[Do this] Retype each record below word for word. Leave the pictures out.

[Exercise inputs]

•••

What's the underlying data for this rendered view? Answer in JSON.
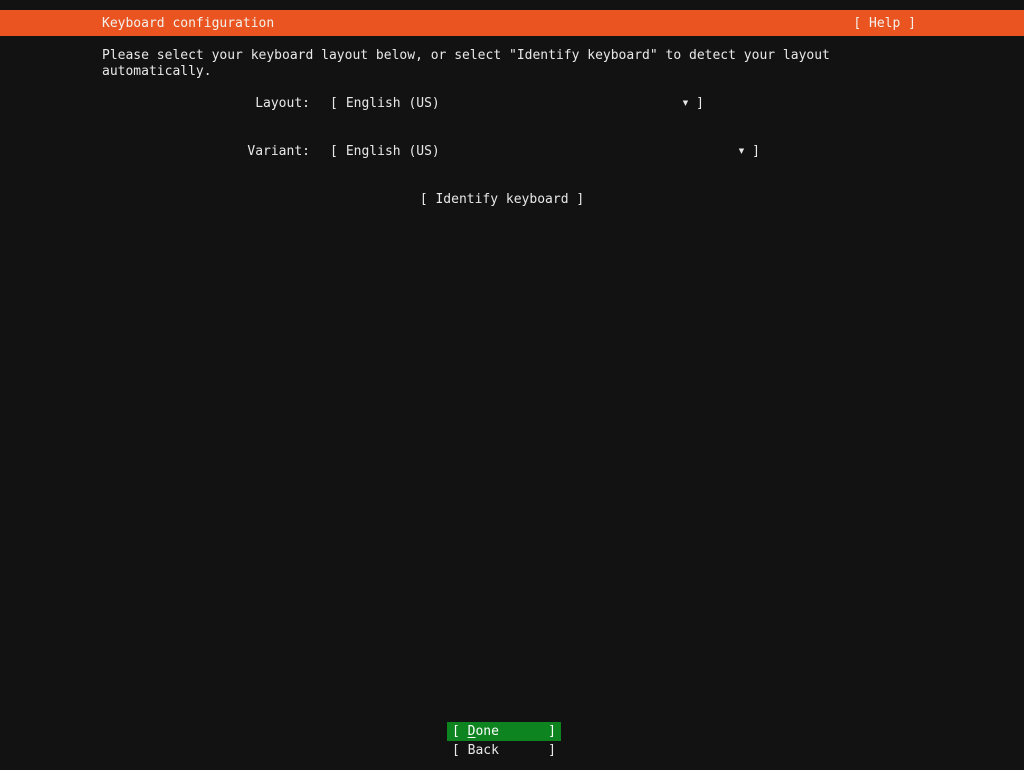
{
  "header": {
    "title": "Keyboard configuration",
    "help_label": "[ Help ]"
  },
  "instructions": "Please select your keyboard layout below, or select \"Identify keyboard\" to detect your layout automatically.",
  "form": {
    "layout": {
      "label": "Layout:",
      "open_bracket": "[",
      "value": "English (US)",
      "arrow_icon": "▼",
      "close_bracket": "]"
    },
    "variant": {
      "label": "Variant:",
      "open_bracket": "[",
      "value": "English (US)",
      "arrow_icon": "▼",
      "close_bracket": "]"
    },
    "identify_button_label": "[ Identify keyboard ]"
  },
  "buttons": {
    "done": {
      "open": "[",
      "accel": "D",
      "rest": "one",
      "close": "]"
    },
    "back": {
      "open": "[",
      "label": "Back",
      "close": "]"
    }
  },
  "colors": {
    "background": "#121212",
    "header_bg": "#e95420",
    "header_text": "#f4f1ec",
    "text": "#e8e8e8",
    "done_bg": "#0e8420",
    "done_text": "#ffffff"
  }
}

•••

[Full output]
What's the underlying data for this rendered view? Answer in JSON.
{
  "header": {
    "title": "Keyboard configuration",
    "help_label": "[ Help ]"
  },
  "instructions": "Please select your keyboard layout below, or select \"Identify keyboard\" to detect your layout automatically.",
  "form": {
    "layout": {
      "label": "Layout:",
      "open_bracket": "[",
      "value": "English (US)",
      "arrow_icon": "▼",
      "close_bracket": "]"
    },
    "variant": {
      "label": "Variant:",
      "open_bracket": "[",
      "value": "English (US)",
      "arrow_icon": "▼",
      "close_bracket": "]"
    },
    "identify_button_label": "[ Identify keyboard ]"
  },
  "buttons": {
    "done": {
      "open": "[",
      "accel": "D",
      "rest": "one",
      "close": "]"
    },
    "back": {
      "open": "[",
      "label": "Back",
      "close": "]"
    }
  },
  "colors": {
    "background": "#121212",
    "header_bg": "#e95420",
    "header_text": "#f4f1ec",
    "text": "#e8e8e8",
    "done_bg": "#0e8420",
    "done_text": "#ffffff"
  }
}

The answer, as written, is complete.